Count how many lines contain "우리은행" and reply with that number only.

***** Provided data

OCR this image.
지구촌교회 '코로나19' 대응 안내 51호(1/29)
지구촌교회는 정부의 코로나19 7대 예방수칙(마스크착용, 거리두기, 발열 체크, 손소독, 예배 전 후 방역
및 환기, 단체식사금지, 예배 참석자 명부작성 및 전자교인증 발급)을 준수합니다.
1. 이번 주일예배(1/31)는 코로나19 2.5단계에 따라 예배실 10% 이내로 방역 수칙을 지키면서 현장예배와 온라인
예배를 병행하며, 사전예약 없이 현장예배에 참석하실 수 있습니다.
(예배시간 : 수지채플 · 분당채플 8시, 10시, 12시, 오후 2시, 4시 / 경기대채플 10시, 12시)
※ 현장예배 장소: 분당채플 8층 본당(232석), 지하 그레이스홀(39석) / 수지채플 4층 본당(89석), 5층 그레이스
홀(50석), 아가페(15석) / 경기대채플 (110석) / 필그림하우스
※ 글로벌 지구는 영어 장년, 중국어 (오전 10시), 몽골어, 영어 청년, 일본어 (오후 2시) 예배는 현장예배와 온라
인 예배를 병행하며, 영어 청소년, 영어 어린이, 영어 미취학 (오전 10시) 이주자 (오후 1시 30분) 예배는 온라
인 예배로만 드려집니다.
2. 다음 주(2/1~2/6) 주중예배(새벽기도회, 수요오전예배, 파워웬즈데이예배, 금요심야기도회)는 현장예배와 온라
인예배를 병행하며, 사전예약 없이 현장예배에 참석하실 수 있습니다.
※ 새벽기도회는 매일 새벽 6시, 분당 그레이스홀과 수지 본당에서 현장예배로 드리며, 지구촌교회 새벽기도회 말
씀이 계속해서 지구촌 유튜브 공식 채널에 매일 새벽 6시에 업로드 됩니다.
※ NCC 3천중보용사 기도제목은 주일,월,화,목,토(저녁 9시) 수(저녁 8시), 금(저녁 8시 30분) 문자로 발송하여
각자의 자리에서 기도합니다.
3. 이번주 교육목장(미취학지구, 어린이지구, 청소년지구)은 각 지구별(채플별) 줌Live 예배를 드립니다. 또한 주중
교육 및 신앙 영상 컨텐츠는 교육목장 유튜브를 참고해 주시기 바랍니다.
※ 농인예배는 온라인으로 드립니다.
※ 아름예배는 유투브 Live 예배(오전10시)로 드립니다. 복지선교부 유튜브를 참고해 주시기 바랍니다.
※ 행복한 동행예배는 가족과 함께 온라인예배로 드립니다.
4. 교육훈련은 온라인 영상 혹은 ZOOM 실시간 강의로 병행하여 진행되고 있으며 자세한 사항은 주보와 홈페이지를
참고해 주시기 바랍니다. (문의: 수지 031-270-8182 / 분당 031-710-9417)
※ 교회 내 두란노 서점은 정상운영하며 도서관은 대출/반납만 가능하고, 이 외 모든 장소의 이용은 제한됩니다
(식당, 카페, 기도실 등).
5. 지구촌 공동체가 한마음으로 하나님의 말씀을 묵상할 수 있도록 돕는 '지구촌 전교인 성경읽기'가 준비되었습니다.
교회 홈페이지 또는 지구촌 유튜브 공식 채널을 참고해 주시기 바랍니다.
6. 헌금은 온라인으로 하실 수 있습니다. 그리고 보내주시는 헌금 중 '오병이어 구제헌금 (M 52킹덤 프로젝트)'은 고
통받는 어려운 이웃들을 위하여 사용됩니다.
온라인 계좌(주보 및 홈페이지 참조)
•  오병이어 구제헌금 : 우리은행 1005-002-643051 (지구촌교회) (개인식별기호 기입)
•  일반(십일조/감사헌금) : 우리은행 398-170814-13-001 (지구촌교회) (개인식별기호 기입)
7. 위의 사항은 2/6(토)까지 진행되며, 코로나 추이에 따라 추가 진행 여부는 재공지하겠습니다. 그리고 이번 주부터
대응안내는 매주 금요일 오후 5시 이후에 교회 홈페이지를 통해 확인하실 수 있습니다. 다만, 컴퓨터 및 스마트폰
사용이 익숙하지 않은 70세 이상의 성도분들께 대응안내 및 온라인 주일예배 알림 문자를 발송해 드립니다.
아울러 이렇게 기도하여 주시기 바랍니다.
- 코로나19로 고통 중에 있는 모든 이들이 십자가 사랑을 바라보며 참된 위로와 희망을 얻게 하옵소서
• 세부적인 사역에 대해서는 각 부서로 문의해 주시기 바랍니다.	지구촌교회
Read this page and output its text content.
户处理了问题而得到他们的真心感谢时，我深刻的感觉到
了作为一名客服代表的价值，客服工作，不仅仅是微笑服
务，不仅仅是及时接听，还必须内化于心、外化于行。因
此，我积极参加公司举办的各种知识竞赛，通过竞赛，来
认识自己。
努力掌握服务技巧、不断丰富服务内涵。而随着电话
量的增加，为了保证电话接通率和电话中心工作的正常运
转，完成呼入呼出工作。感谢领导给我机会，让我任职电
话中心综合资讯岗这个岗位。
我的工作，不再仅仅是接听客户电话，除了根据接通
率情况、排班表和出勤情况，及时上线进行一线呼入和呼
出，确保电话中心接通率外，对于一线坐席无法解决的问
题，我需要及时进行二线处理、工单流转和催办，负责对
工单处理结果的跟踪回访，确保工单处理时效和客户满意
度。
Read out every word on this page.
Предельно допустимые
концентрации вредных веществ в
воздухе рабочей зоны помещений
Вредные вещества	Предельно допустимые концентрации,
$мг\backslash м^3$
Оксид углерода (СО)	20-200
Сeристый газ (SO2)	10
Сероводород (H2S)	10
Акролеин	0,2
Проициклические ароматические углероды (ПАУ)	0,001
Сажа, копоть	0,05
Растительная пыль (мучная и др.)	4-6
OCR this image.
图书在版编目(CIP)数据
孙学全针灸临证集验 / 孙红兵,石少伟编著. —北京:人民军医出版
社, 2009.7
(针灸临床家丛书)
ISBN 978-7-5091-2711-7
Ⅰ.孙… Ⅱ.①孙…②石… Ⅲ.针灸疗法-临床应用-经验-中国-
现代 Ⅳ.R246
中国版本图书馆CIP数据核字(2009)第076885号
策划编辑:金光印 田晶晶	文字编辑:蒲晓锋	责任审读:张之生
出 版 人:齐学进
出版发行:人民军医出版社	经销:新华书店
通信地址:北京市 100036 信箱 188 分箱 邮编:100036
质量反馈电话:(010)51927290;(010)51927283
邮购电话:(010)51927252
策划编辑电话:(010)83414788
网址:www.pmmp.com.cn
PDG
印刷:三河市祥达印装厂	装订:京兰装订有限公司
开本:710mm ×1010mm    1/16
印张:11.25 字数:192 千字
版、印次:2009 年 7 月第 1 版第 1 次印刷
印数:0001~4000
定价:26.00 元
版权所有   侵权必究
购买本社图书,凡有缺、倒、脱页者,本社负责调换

**********

# Right answer:
2